= SET EXERCISE =
Scan the data below and pick out the lines containing the word "фигуры".

= RECORDS PROVIDED =
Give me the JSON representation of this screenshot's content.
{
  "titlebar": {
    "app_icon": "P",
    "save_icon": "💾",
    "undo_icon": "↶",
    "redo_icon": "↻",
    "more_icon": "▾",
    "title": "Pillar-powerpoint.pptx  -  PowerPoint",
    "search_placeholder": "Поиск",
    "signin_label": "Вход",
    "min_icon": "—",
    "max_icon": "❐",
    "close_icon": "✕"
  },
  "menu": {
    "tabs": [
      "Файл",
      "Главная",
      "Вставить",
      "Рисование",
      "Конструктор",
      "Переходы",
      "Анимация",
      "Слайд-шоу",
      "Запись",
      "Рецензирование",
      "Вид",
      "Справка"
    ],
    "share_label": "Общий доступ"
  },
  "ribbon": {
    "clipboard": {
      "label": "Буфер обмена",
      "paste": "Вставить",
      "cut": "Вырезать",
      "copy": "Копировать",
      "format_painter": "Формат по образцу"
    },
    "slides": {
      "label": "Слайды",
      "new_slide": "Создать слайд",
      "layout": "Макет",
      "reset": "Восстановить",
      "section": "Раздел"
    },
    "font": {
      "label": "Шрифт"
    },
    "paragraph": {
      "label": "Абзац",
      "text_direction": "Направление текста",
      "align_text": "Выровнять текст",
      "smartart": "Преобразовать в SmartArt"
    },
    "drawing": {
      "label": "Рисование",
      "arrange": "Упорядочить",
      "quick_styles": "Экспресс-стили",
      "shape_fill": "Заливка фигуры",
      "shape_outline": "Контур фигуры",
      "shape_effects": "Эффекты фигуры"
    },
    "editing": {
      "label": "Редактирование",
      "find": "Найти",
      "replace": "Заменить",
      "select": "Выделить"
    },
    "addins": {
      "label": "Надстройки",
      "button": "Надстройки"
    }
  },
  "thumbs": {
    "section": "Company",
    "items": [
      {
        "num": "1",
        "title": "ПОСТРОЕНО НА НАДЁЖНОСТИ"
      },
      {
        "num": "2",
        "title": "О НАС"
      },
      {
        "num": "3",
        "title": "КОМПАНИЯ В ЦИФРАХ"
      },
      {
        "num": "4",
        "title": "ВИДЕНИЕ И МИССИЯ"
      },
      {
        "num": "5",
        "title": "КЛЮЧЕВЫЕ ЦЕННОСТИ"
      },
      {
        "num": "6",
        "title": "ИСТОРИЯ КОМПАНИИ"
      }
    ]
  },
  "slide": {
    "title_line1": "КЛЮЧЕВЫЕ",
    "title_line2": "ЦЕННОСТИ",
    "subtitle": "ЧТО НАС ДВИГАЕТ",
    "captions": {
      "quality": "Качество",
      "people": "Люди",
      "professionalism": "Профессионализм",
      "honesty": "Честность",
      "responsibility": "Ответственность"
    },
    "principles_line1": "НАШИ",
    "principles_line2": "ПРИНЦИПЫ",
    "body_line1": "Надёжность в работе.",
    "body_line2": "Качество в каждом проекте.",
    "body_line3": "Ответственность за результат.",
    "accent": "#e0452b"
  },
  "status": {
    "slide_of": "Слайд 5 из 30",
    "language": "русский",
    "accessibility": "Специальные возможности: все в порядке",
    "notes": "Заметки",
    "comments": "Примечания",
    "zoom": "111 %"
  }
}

= FINISHED TASK =
      "shape_fill": "Заливка фигуры",
      "shape_outline": "Контур фигуры",
      "shape_effects": "Эффекты фигуры"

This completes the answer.